------ Listed records
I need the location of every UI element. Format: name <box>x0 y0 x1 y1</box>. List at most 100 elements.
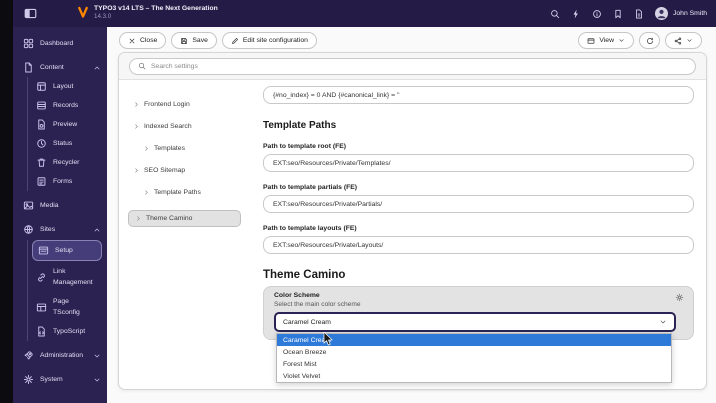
chevron-right-icon <box>135 215 142 222</box>
color-scheme-select[interactable]: Caramel Cream <box>274 312 676 332</box>
sidebar-item-status[interactable]: Status <box>28 134 107 153</box>
media-icon <box>23 200 34 211</box>
chevron-up-icon <box>93 226 101 234</box>
sidebar-group-sites[interactable]: Sites <box>13 220 107 239</box>
card-body: Frontend Login Indexed Search Templates … <box>119 80 706 389</box>
sidebar-item-forms[interactable]: Forms <box>28 172 107 191</box>
option-violet-velvet[interactable]: Violet Velvet <box>277 370 671 382</box>
chevron-right-icon <box>133 167 140 174</box>
tree-item-template-paths[interactable]: Template Paths <box>131 188 241 197</box>
view-button[interactable]: View <box>578 32 634 49</box>
save-icon <box>180 37 188 45</box>
system-icon <box>23 374 34 385</box>
avatar <box>654 7 668 20</box>
chevron-down-icon <box>618 37 625 44</box>
settings-form: Template Paths Path to template root (FE… <box>251 80 706 389</box>
color-scheme-panel: Color Scheme Select the main color schem… <box>263 286 694 383</box>
typoscript-icon <box>36 326 47 337</box>
sidebar-group-administration[interactable]: Administration <box>13 346 107 365</box>
sidebar-item-media[interactable]: Media <box>13 196 107 215</box>
card-header <box>119 53 706 80</box>
sidebar-item-setup[interactable]: Setup <box>32 240 102 261</box>
tree-item-seo-sitemap[interactable]: SEO Sitemap <box>131 166 241 175</box>
color-scheme-dropdown: Caramel Cream Ocean Breeze Forest Mist V… <box>276 333 672 383</box>
tree-item-theme-camino[interactable]: Theme Camino <box>128 210 241 227</box>
sidebar-item-typoscript[interactable]: TypoScript <box>28 322 107 341</box>
sidebar: Dashboard Content Layout Records Preview… <box>13 27 107 403</box>
chevron-down-icon <box>93 376 101 384</box>
sidebar-toggle-icon[interactable] <box>24 7 37 20</box>
sidebar-item-preview[interactable]: Preview <box>28 115 107 134</box>
main-area: Close Save Edit site configuration View <box>107 27 716 403</box>
tree-item-frontend-login[interactable]: Frontend Login <box>131 100 241 109</box>
gear-icon[interactable] <box>675 293 684 302</box>
save-button[interactable]: Save <box>171 32 217 49</box>
sidebar-item-page-tsconfig[interactable]: Page TSconfig <box>28 292 107 322</box>
condition-input[interactable] <box>263 86 694 104</box>
refresh-button[interactable] <box>639 32 660 49</box>
page-tsconfig-icon <box>36 302 47 313</box>
layout-icon <box>36 81 47 92</box>
search-icon <box>138 62 146 70</box>
chevron-right-icon <box>133 101 140 108</box>
bolt-icon[interactable] <box>571 9 581 19</box>
panel-title: Color Scheme <box>274 292 320 299</box>
topbar: TYPO3 v14 LTS – The Next Generation 14.3… <box>13 0 716 27</box>
option-forest-mist[interactable]: Forest Mist <box>277 358 671 370</box>
option-caramel-cream[interactable]: Caramel Cream <box>277 334 671 346</box>
typo3-logo-icon <box>77 6 89 18</box>
sidebar-group-content[interactable]: Content <box>13 58 107 77</box>
sidebar-item-layout[interactable]: Layout <box>28 77 107 96</box>
search-input[interactable] <box>151 62 687 70</box>
tree-item-templates[interactable]: Templates <box>131 144 241 153</box>
panel-description: Select the main color scheme <box>274 301 361 308</box>
administration-icon <box>23 350 34 361</box>
select-value: Caramel Cream <box>283 318 331 326</box>
brand: TYPO3 v14 LTS – The Next Generation 14.3… <box>77 4 218 21</box>
dashboard-icon <box>23 38 34 49</box>
close-button[interactable]: Close <box>119 32 167 49</box>
chevron-right-icon <box>143 145 150 152</box>
field-label: Path to template layouts (FE) <box>263 225 357 232</box>
topbar-actions: John Smith <box>550 0 707 27</box>
doc-toolbar: Close Save Edit site configuration View <box>107 27 716 49</box>
settings-search[interactable] <box>129 57 696 75</box>
field-template-layouts: Path to template layouts (FE) <box>263 225 694 254</box>
sites-subgroup: Setup Link Management Page TSconfig Typo… <box>27 240 107 341</box>
sites-icon <box>23 224 34 235</box>
settings-card: Frontend Login Indexed Search Templates … <box>118 52 707 390</box>
user-menu[interactable]: John Smith <box>654 7 707 20</box>
screen: TYPO3 v14 LTS – The Next Generation 14.3… <box>0 0 716 403</box>
template-layouts-input[interactable] <box>263 236 694 254</box>
chevron-right-icon <box>143 189 150 196</box>
chevron-down-icon <box>93 352 101 360</box>
template-root-input[interactable] <box>263 154 694 172</box>
share-button[interactable] <box>665 32 702 49</box>
share-icon <box>674 37 682 45</box>
preview-icon <box>36 119 47 130</box>
sidebar-item-records[interactable]: Records <box>28 96 107 115</box>
letterbox-strip <box>0 0 13 403</box>
pencil-icon <box>231 37 239 45</box>
tree-item-indexed-search[interactable]: Indexed Search <box>131 122 241 131</box>
option-ocean-breeze[interactable]: Ocean Breeze <box>277 346 671 358</box>
chevron-down-icon <box>659 318 667 326</box>
close-icon <box>128 37 136 45</box>
field-label: Path to template partials (FE) <box>263 184 358 191</box>
help-icon[interactable] <box>592 9 602 19</box>
chevron-down-icon <box>686 37 693 44</box>
sidebar-item-link-management[interactable]: Link Management <box>28 262 107 292</box>
sidebar-group-system[interactable]: System <box>13 370 107 389</box>
bookmark-icon[interactable] <box>613 9 623 19</box>
edit-site-configuration-button[interactable]: Edit site configuration <box>221 32 317 49</box>
link-icon <box>36 272 47 283</box>
search-icon[interactable] <box>550 9 560 19</box>
sidebar-item-recycler[interactable]: Recycler <box>28 153 107 172</box>
settings-tree: Frontend Login Indexed Search Templates … <box>119 80 251 389</box>
template-partials-input[interactable] <box>263 195 694 213</box>
document-icon[interactable] <box>634 9 644 19</box>
app-version: 14.3.0 <box>94 13 112 20</box>
color-scheme-select-wrap: Caramel Cream Caramel Cream Ocean Breeze… <box>274 312 676 383</box>
sidebar-item-dashboard[interactable]: Dashboard <box>13 34 107 53</box>
app-title: TYPO3 v14 LTS – The Next Generation <box>94 5 218 12</box>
------------
▸ **Written task**
Lay out the listing above as a Markdown table with the columns "Row" and "Line", numbering each line in order. Skip blank lines and leave the pictures out.

▸ **Problem solution**
| Row | Line |
|---|---|
| 1 | I need the location of every UI element. Format: name <box>x0 y0 x1 y1</box>. List at most 100 elements. |
| 2 | chevron-right-icon <box>135 215 142 222</box> |
| 3 | color-scheme-select[interactable]: Caramel Cream <box>274 312 676 332</box> |
| 4 | sidebar-item-status[interactable]: Status <box>28 134 107 153</box> |
| 5 | media-icon <box>23 200 34 211</box> |
| 6 | chevron-up-icon <box>93 226 101 234</box> |
| 7 | sidebar-group-sites[interactable]: Sites <box>13 220 107 239</box> |
| 8 | card-body: Frontend Login Indexed Search Templates … <box>119 80 706 389</box> |
| 9 | sidebar-item-forms[interactable]: Forms <box>28 172 107 191</box> |
| 10 | option-violet-velvet[interactable]: Violet Velvet <box>277 370 671 382</box> |
| 11 | chevron-right-icon <box>133 167 140 174</box> |
| 12 | tree-item-template-paths[interactable]: Template Paths <box>131 188 241 197</box> |
| 13 | view-button[interactable]: View <box>578 32 634 49</box> |
| 14 | save-icon <box>180 37 188 45</box> |
| 15 | system-icon <box>23 374 34 385</box> |
| 16 | avatar <box>654 7 668 20</box> |
| 17 | chevron-down-icon <box>618 37 625 44</box> |
| 18 | settings-form: Template Paths Path to template root (FE… <box>251 80 706 389</box> |
| 19 | color-scheme-panel: Color Scheme Select the main color schem… <box>263 286 694 383</box> |
| 20 | typoscript-icon <box>36 326 47 337</box> |
| 21 | sidebar-group-administration[interactable]: Administration <box>13 346 107 365</box> |
| 22 | sidebar-item-media[interactable]: Media <box>13 196 107 215</box> |
| 23 | card-header <box>119 53 706 80</box> |
| 24 | sidebar-item-setup[interactable]: Setup <box>32 240 102 261</box> |
| 25 | tree-item-seo-sitemap[interactable]: SEO Sitemap <box>131 166 241 175</box> |
| 26 | color-scheme-dropdown: Caramel Cream Ocean Breeze Forest Mist V… <box>276 333 672 383</box> |
| 27 | tree-item-theme-camino[interactable]: Theme Camino <box>128 210 241 227</box> |
| 28 | sidebar-item-typoscript[interactable]: TypoScript <box>28 322 107 341</box> |
| 29 | sidebar: Dashboard Content Layout Records Preview… <box>13 27 107 403</box> |
| 30 | chevron-down-icon <box>93 376 101 384</box> |
| 31 | sidebar-toggle-icon[interactable] <box>24 7 37 20</box> |
| 32 | sidebar-item-preview[interactable]: Preview <box>28 115 107 134</box> |
| 33 | main-area: Close Save Edit site configuration View <box>107 27 716 403</box> |
| 34 | tree-item-frontend-login[interactable]: Frontend Login <box>131 100 241 109</box> |
| 35 | gear-icon[interactable] <box>675 293 684 302</box> |
| 36 | save-button[interactable]: Save <box>171 32 217 49</box> |
| 37 | sidebar-item-page-tsconfig[interactable]: Page TSconfig <box>28 292 107 322</box> |
| 38 | condition-input[interactable] <box>263 86 694 104</box> |
| 39 | refresh-button[interactable] <box>639 32 660 49</box> |
| 40 | page-tsconfig-icon <box>36 302 47 313</box> |
| 41 | layout-icon <box>36 81 47 92</box> |
| 42 | search-icon <box>138 62 146 70</box> |
| 43 | chevron-right-icon <box>133 101 140 108</box> |
| 44 | bolt-icon[interactable] <box>571 9 581 19</box> |
| 45 | panel-title: Color Scheme <box>274 292 320 299</box> |
| 46 | topbar: TYPO3 v14 LTS – The Next Generation 14.3… <box>13 0 716 27</box> |
| 47 | option-forest-mist[interactable]: Forest Mist <box>277 358 671 370</box> |
| 48 | option-caramel-cream[interactable]: Caramel Cream <box>277 334 671 346</box> |
| 49 | typo3-logo-icon <box>77 6 89 18</box> |
| 50 | sidebar-group-content[interactable]: Content <box>13 58 107 77</box> |
| 51 | sidebar-item-layout[interactable]: Layout <box>28 77 107 96</box> |
| 52 | search-input[interactable] <box>151 62 687 70</box> |
| 53 | tree-item-templates[interactable]: Templates <box>131 144 241 153</box> |
| 54 | panel-description: Select the main color scheme <box>274 301 361 308</box> |
| 55 | administration-icon <box>23 350 34 361</box> |
| 56 | select-value: Caramel Cream <box>283 318 331 326</box> |
| 57 | brand: TYPO3 v14 LTS – The Next Generation 14.3… <box>77 4 218 21</box> |
| 58 | dashboard-icon <box>23 38 34 49</box> |
| 59 | close-button[interactable]: Close <box>119 32 167 49</box> |
| 60 | chevron-right-icon <box>143 145 150 152</box> |
| 61 | field-label: Path to template layouts (FE) <box>263 225 357 232</box> |
| 62 | topbar-actions: John Smith <box>550 0 707 27</box> |
| 63 | doc-toolbar: Close Save Edit site configuration View <box>107 27 716 49</box> |
| 64 | settings-search[interactable] <box>129 57 696 75</box> |
| 65 | field-template-layouts: Path to template layouts (FE) <box>263 225 694 254</box> |
| 66 | sites-subgroup: Setup Link Management Page TSconfig Typo… <box>27 240 107 341</box> |
| 67 | sites-icon <box>23 224 34 235</box> |
| 68 | settings-card: Frontend Login Indexed Search Templates … <box>118 52 707 390</box> |
| 69 | user-menu[interactable]: John Smith <box>654 7 707 20</box> |
| 70 | screen: TYPO3 v14 LTS – The Next Generation 14.3… <box>0 0 716 403</box> |
| 71 | template-layouts-input[interactable] <box>263 236 694 254</box> |
| 72 | chevron-right-icon <box>143 189 150 196</box> |
| 73 | chevron-down-icon <box>93 352 101 360</box> |
| 74 | template-root-input[interactable] <box>263 154 694 172</box> |
| 75 | share-button[interactable] <box>665 32 702 49</box> |
| 76 | share-icon <box>674 37 682 45</box> |
| 77 | preview-icon <box>36 119 47 130</box> |
| 78 | sidebar-item-records[interactable]: Records <box>28 96 107 115</box> |
| 79 | letterbox-strip <box>0 0 13 403</box> |
| 80 | pencil-icon <box>231 37 239 45</box> |
| 81 | tree-item-indexed-search[interactable]: Indexed Search <box>131 122 241 131</box> |
| 82 | option-ocean-breeze[interactable]: Ocean Breeze <box>277 346 671 358</box> |
| 83 | chevron-down-icon <box>659 318 667 326</box> |
| 84 | close-icon <box>128 37 136 45</box> |
| 85 | field-label: Path to template partials (FE) <box>263 184 358 191</box> |
| 86 | help-icon[interactable] <box>592 9 602 19</box> |
| 87 | chevron-down-icon <box>686 37 693 44</box> |
| 88 | sidebar-item-link-management[interactable]: Link Management <box>28 262 107 292</box> |
| 89 | sidebar-group-system[interactable]: System <box>13 370 107 389</box> |
| 90 | bookmark-icon[interactable] <box>613 9 623 19</box> |
| 91 | edit-site-configuration-button[interactable]: Edit site configuration <box>221 32 317 49</box> |
| 92 | link-icon <box>36 272 47 283</box> |
| 93 | search-icon[interactable] <box>550 9 560 19</box> |
| 94 | sidebar-item-recycler[interactable]: Recycler <box>28 153 107 172</box> |
| 95 | settings-tree: Frontend Login Indexed Search Templates … <box>119 80 251 389</box> |
| 96 | template-partials-input[interactable] <box>263 195 694 213</box> |
| 97 | document-icon[interactable] <box>634 9 644 19</box> |
| 98 | app-version: 14.3.0 <box>94 13 112 20</box> |
| 99 | color-scheme-select-wrap: Caramel Cream Caramel Cream Ocean Breeze… <box>274 312 676 383</box> |
| 100 | sidebar-item-dashboard[interactable]: Dashboard <box>13 34 107 53</box> |
| 101 | app-title: TYPO3 v14 LTS – The Next Generation <box>94 5 218 12</box> |